─── Material supplied ───

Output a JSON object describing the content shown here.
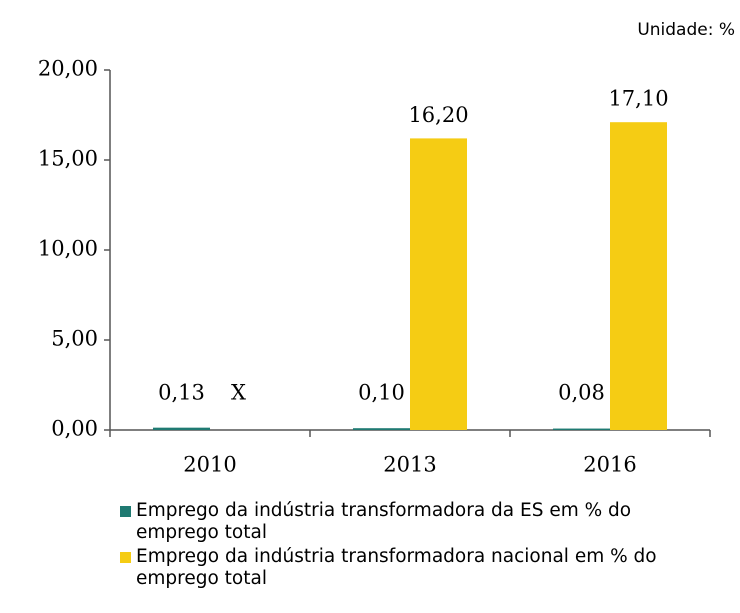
{
  "chart_data": {
    "type": "bar",
    "annotation": "Unidade: %",
    "categories": [
      "2010",
      "2013",
      "2016"
    ],
    "series": [
      {
        "name": "Emprego da indústria transformadora da ES em % do emprego total",
        "color": "#1f7a72",
        "values": [
          0.13,
          0.1,
          0.08
        ],
        "value_labels": [
          "0,13",
          "0,10",
          "0,08"
        ]
      },
      {
        "name": "Emprego da indústria transformadora nacional em % do emprego total",
        "color": "#f5cc14",
        "values": [
          null,
          16.2,
          17.1
        ],
        "value_labels": [
          "X",
          "16,20",
          "17,10"
        ]
      }
    ],
    "ylim": [
      0,
      20
    ],
    "yticks": [
      {
        "value": 0,
        "label": "0,00"
      },
      {
        "value": 5,
        "label": "5,00"
      },
      {
        "value": 10,
        "label": "10,00"
      },
      {
        "value": 15,
        "label": "15,00"
      },
      {
        "value": 20,
        "label": "20,00"
      }
    ],
    "grid": false
  }
}
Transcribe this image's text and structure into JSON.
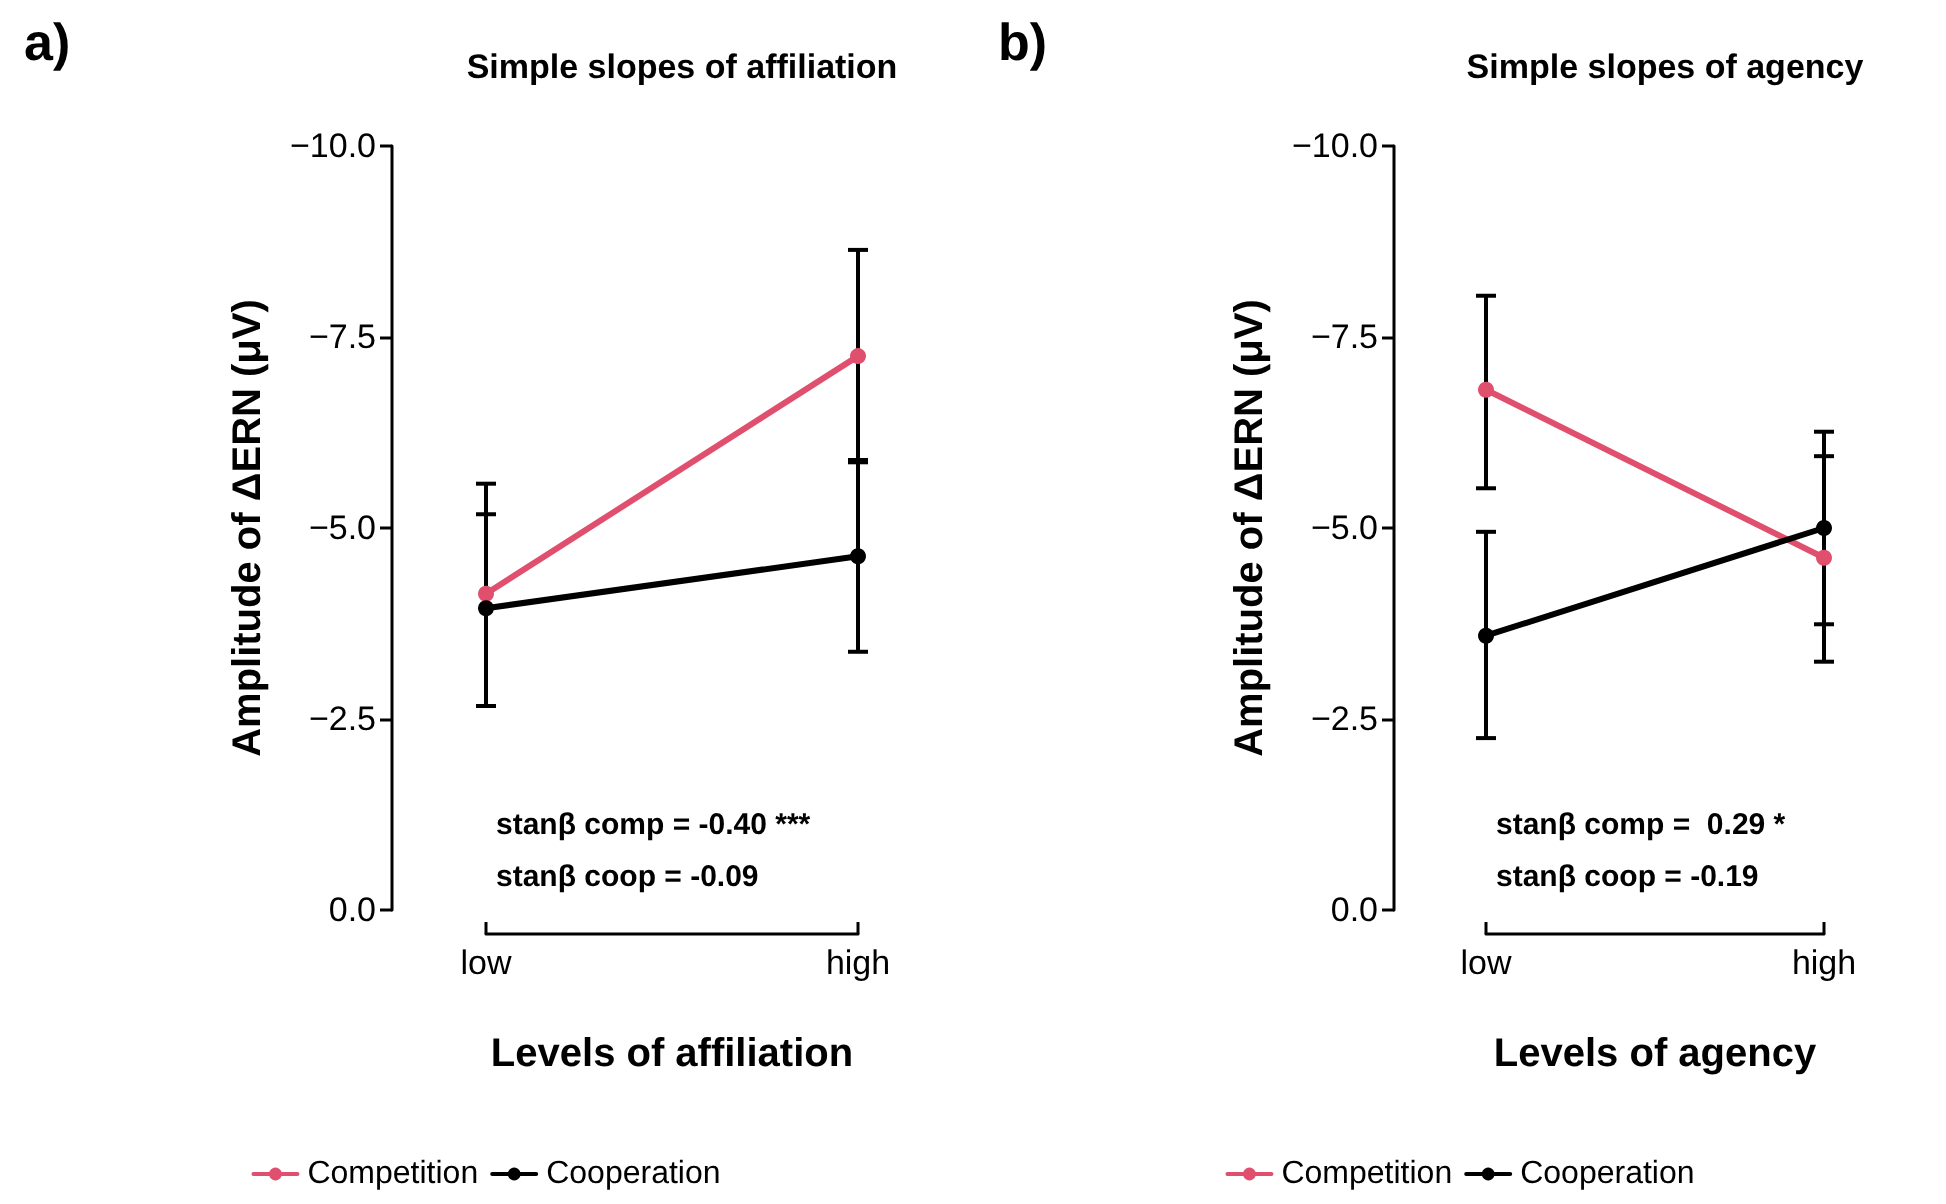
{
  "chart_data": [
    {
      "type": "line",
      "title": "Simple slopes of affiliation",
      "xlabel": "Levels of affiliation",
      "ylabel": "Amplitude of ΔERN (μV)",
      "categories": [
        "low",
        "high"
      ],
      "series": [
        {
          "name": "Competition",
          "color": "#e0506e",
          "values": [
            -4.14,
            -7.25
          ],
          "errors": [
            [
              -5.58,
              -2.67
            ],
            [
              -8.64,
              -5.86
            ]
          ]
        },
        {
          "name": "Cooperation",
          "color": "#000000",
          "values": [
            -3.95,
            -4.63
          ],
          "errors": [
            [
              -5.18,
              -2.67
            ],
            [
              -5.89,
              -3.38
            ]
          ]
        }
      ],
      "ylim": [
        0,
        -10
      ],
      "yticks": [
        {
          "value": -10,
          "label": "−10.0"
        },
        {
          "value": -7.5,
          "label": "−7.5"
        },
        {
          "value": -5,
          "label": "−5.0"
        },
        {
          "value": -2.5,
          "label": "−2.5"
        },
        {
          "value": 0,
          "label": "0.0"
        }
      ],
      "annotations": [
        "a)",
        "stanβ comp = -0.40 ***",
        "stanβ coop = -0.09"
      ],
      "legend": "bottom",
      "marker": "circle",
      "grid": false
    },
    {
      "type": "line",
      "title": "Simple slopes of agency",
      "xlabel": "Levels of agency",
      "ylabel": "Amplitude of ΔERN (μV)",
      "categories": [
        "low",
        "high"
      ],
      "series": [
        {
          "name": "Competition",
          "color": "#e0506e",
          "values": [
            -6.81,
            -4.61
          ],
          "errors": [
            [
              -8.04,
              -5.52
            ],
            [
              -5.94,
              -3.25
            ]
          ]
        },
        {
          "name": "Cooperation",
          "color": "#000000",
          "values": [
            -3.59,
            -5.0
          ],
          "errors": [
            [
              -4.95,
              -2.25
            ],
            [
              -6.26,
              -3.74
            ]
          ]
        }
      ],
      "ylim": [
        0,
        -10
      ],
      "yticks": [
        {
          "value": -10,
          "label": "−10.0"
        },
        {
          "value": -7.5,
          "label": "−7.5"
        },
        {
          "value": -5,
          "label": "−5.0"
        },
        {
          "value": -2.5,
          "label": "−2.5"
        },
        {
          "value": 0,
          "label": "0.0"
        }
      ],
      "annotations": [
        "b)",
        "stanβ comp =  0.29 *",
        "stanβ coop = -0.19"
      ],
      "legend": "bottom",
      "marker": "circle",
      "grid": false
    }
  ]
}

───

Exercise goal: Search the listing for the word "Levels" and return each line that holds it.

Worked answer:
      "xlabel": "Levels of affiliation",
      "xlabel": "Levels of agency",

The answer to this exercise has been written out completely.